Stored entries:
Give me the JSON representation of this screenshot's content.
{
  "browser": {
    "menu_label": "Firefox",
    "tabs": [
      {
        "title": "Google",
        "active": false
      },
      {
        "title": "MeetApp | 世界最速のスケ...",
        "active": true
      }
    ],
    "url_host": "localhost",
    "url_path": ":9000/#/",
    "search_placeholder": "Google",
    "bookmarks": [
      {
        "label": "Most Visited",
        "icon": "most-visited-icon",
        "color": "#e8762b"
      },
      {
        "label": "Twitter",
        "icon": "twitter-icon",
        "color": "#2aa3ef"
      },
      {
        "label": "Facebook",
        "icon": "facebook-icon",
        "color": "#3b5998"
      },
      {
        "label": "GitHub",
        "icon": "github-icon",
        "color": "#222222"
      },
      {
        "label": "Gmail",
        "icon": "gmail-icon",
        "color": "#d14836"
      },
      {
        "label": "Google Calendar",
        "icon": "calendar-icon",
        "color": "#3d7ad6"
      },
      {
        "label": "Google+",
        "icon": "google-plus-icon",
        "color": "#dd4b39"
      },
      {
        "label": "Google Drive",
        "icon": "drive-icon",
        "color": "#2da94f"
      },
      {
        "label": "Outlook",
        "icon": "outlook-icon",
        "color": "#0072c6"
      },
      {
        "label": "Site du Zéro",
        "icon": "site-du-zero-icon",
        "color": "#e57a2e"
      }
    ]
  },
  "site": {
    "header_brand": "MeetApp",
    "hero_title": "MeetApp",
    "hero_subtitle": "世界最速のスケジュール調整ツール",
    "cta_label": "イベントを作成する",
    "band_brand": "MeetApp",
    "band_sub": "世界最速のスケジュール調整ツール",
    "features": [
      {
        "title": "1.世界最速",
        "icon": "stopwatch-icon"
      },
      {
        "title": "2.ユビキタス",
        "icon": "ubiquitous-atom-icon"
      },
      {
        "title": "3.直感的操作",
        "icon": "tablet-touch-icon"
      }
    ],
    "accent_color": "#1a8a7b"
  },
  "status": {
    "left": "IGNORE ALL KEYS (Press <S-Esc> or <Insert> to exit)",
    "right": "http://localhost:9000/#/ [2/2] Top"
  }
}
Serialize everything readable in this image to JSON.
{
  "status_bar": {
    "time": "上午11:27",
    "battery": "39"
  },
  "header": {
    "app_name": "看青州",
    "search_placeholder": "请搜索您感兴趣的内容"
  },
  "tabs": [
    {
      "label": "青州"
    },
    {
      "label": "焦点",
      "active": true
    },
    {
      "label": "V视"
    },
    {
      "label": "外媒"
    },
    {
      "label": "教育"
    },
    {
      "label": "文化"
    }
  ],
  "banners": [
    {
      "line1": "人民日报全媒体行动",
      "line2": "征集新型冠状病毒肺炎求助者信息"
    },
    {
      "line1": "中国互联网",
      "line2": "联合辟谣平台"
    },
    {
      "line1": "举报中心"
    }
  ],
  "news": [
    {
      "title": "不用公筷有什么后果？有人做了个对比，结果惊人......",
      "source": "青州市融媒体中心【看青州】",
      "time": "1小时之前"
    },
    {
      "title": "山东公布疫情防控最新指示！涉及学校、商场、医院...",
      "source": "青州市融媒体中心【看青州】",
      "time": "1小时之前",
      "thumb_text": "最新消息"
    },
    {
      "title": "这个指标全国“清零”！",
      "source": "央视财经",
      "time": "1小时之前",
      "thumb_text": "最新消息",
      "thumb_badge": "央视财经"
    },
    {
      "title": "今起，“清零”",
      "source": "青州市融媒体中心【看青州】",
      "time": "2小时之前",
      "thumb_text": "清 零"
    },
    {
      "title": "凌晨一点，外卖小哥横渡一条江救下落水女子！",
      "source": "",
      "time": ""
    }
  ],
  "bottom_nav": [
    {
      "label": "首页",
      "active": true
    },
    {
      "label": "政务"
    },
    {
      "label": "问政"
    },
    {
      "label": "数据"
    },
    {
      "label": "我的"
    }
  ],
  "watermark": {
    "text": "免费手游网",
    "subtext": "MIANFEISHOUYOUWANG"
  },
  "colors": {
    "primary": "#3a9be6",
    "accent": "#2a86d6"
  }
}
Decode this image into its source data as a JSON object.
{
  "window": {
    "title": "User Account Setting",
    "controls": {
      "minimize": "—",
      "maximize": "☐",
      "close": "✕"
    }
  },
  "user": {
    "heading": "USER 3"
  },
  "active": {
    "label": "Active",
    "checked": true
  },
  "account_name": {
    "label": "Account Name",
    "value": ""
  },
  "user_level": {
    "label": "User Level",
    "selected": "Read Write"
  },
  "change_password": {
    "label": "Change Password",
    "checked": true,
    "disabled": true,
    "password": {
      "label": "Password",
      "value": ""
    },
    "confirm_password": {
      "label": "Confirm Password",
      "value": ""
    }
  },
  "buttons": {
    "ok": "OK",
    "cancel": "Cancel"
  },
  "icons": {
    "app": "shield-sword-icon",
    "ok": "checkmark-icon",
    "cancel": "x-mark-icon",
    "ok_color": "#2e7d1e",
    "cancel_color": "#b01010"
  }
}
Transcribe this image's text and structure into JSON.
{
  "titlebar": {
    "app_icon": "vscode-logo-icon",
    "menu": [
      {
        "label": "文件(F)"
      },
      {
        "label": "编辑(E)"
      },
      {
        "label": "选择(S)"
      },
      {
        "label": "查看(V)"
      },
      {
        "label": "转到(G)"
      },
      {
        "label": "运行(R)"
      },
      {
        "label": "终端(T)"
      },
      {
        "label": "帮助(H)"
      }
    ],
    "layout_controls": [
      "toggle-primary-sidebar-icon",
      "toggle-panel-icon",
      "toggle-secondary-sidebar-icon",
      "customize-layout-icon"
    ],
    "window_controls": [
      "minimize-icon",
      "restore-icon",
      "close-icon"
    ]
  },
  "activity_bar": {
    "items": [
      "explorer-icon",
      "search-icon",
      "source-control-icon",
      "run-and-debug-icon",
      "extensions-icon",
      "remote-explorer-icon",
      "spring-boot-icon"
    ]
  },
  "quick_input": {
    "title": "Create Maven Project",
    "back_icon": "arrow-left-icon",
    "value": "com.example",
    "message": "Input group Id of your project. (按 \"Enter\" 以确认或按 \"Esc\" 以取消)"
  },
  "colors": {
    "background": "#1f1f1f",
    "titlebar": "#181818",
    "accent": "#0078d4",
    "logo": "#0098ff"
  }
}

YOUR GOAL: Write out the whole listing exactly.

REPLY:
Give me the JSON representation of this screenshot's content.
{
  "browser": {
    "menu_label": "Firefox",
    "tabs": [
      {
        "title": "Google",
        "active": false
      },
      {
        "title": "MeetApp | 世界最速のスケ...",
        "active": true
      }
    ],
    "url_host": "localhost",
    "url_path": ":9000/#/",
    "search_placeholder": "Google",
    "bookmarks": [
      {
        "label": "Most Visited",
        "icon": "most-visited-icon",
        "color": "#e8762b"
      },
      {
        "label": "Twitter",
        "icon": "twitter-icon",
        "color": "#2aa3ef"
      },
      {
        "label": "Facebook",
        "icon": "facebook-icon",
        "color": "#3b5998"
      },
      {
        "label": "GitHub",
        "icon": "github-icon",
        "color": "#222222"
      },
      {
        "label": "Gmail",
        "icon": "gmail-icon",
        "color": "#d14836"
      },
      {
        "label": "Google Calendar",
        "icon": "calendar-icon",
        "color": "#3d7ad6"
      },
      {
        "label": "Google+",
        "icon": "google-plus-icon",
        "color": "#dd4b39"
      },
      {
        "label": "Google Drive",
        "icon": "drive-icon",
        "color": "#2da94f"
      },
      {
        "label": "Outlook",
        "icon": "outlook-icon",
        "color": "#0072c6"
      },
      {
        "label": "Site du Zéro",
        "icon": "site-du-zero-icon",
        "color": "#e57a2e"
      }
    ]
  },
  "site": {
    "header_brand": "MeetApp",
    "hero_title": "MeetApp",
    "hero_subtitle": "世界最速のスケジュール調整ツール",
    "cta_label": "イベントを作成する",
    "band_brand": "MeetApp",
    "band_sub": "世界最速のスケジュール調整ツール",
    "features": [
      {
        "title": "1.世界最速",
        "icon": "stopwatch-icon"
      },
      {
        "title": "2.ユビキタス",
        "icon": "ubiquitous-atom-icon"
      },
      {
        "title": "3.直感的操作",
        "icon": "tablet-touch-icon"
      }
    ],
    "accent_color": "#1a8a7b"
  },
  "status": {
    "left": "IGNORE ALL KEYS (Press <S-Esc> or <Insert> to exit)",
    "right": "http://localhost:9000/#/ [2/2] Top"
  }
}
Serialize everything readable in this image to JSON.
{
  "status_bar": {
    "time": "上午11:27",
    "battery": "39"
  },
  "header": {
    "app_name": "看青州",
    "search_placeholder": "请搜索您感兴趣的内容"
  },
  "tabs": [
    {
      "label": "青州"
    },
    {
      "label": "焦点",
      "active": true
    },
    {
      "label": "V视"
    },
    {
      "label": "外媒"
    },
    {
      "label": "教育"
    },
    {
      "label": "文化"
    }
  ],
  "banners": [
    {
      "line1": "人民日报全媒体行动",
      "line2": "征集新型冠状病毒肺炎求助者信息"
    },
    {
      "line1": "中国互联网",
      "line2": "联合辟谣平台"
    },
    {
      "line1": "举报中心"
    }
  ],
  "news": [
    {
      "title": "不用公筷有什么后果？有人做了个对比，结果惊人......",
      "source": "青州市融媒体中心【看青州】",
      "time": "1小时之前"
    },
    {
      "title": "山东公布疫情防控最新指示！涉及学校、商场、医院...",
      "source": "青州市融媒体中心【看青州】",
      "time": "1小时之前",
      "thumb_text": "最新消息"
    },
    {
      "title": "这个指标全国“清零”！",
      "source": "央视财经",
      "time": "1小时之前",
      "thumb_text": "最新消息",
      "thumb_badge": "央视财经"
    },
    {
      "title": "今起，“清零”",
      "source": "青州市融媒体中心【看青州】",
      "time": "2小时之前",
      "thumb_text": "清 零"
    },
    {
      "title": "凌晨一点，外卖小哥横渡一条江救下落水女子！",
      "source": "",
      "time": ""
    }
  ],
  "bottom_nav": [
    {
      "label": "首页",
      "active": true
    },
    {
      "label": "政务"
    },
    {
      "label": "问政"
    },
    {
      "label": "数据"
    },
    {
      "label": "我的"
    }
  ],
  "watermark": {
    "text": "免费手游网",
    "subtext": "MIANFEISHOUYOUWANG"
  },
  "colors": {
    "primary": "#3a9be6",
    "accent": "#2a86d6"
  }
}
Decode this image into its source data as a JSON object.
{
  "window": {
    "title": "User Account Setting",
    "controls": {
      "minimize": "—",
      "maximize": "☐",
      "close": "✕"
    }
  },
  "user": {
    "heading": "USER 3"
  },
  "active": {
    "label": "Active",
    "checked": true
  },
  "account_name": {
    "label": "Account Name",
    "value": ""
  },
  "user_level": {
    "label": "User Level",
    "selected": "Read Write"
  },
  "change_password": {
    "label": "Change Password",
    "checked": true,
    "disabled": true,
    "password": {
      "label": "Password",
      "value": ""
    },
    "confirm_password": {
      "label": "Confirm Password",
      "value": ""
    }
  },
  "buttons": {
    "ok": "OK",
    "cancel": "Cancel"
  },
  "icons": {
    "app": "shield-sword-icon",
    "ok": "checkmark-icon",
    "cancel": "x-mark-icon",
    "ok_color": "#2e7d1e",
    "cancel_color": "#b01010"
  }
}
Transcribe this image's text and structure into JSON.
{
  "titlebar": {
    "app_icon": "vscode-logo-icon",
    "menu": [
      {
        "label": "文件(F)"
      },
      {
        "label": "编辑(E)"
      },
      {
        "label": "选择(S)"
      },
      {
        "label": "查看(V)"
      },
      {
        "label": "转到(G)"
      },
      {
        "label": "运行(R)"
      },
      {
        "label": "终端(T)"
      },
      {
        "label": "帮助(H)"
      }
    ],
    "layout_controls": [
      "toggle-primary-sidebar-icon",
      "toggle-panel-icon",
      "toggle-secondary-sidebar-icon",
      "customize-layout-icon"
    ],
    "window_controls": [
      "minimize-icon",
      "restore-icon",
      "close-icon"
    ]
  },
  "activity_bar": {
    "items": [
      "explorer-icon",
      "search-icon",
      "source-control-icon",
      "run-and-debug-icon",
      "extensions-icon",
      "remote-explorer-icon",
      "spring-boot-icon"
    ]
  },
  "quick_input": {
    "title": "Create Maven Project",
    "back_icon": "arrow-left-icon",
    "value": "com.example",
    "message": "Input group Id of your project. (按 \"Enter\" 以确认或按 \"Esc\" 以取消)"
  },
  "colors": {
    "background": "#1f1f1f",
    "titlebar": "#181818",
    "accent": "#0078d4",
    "logo": "#0098ff"
  }
}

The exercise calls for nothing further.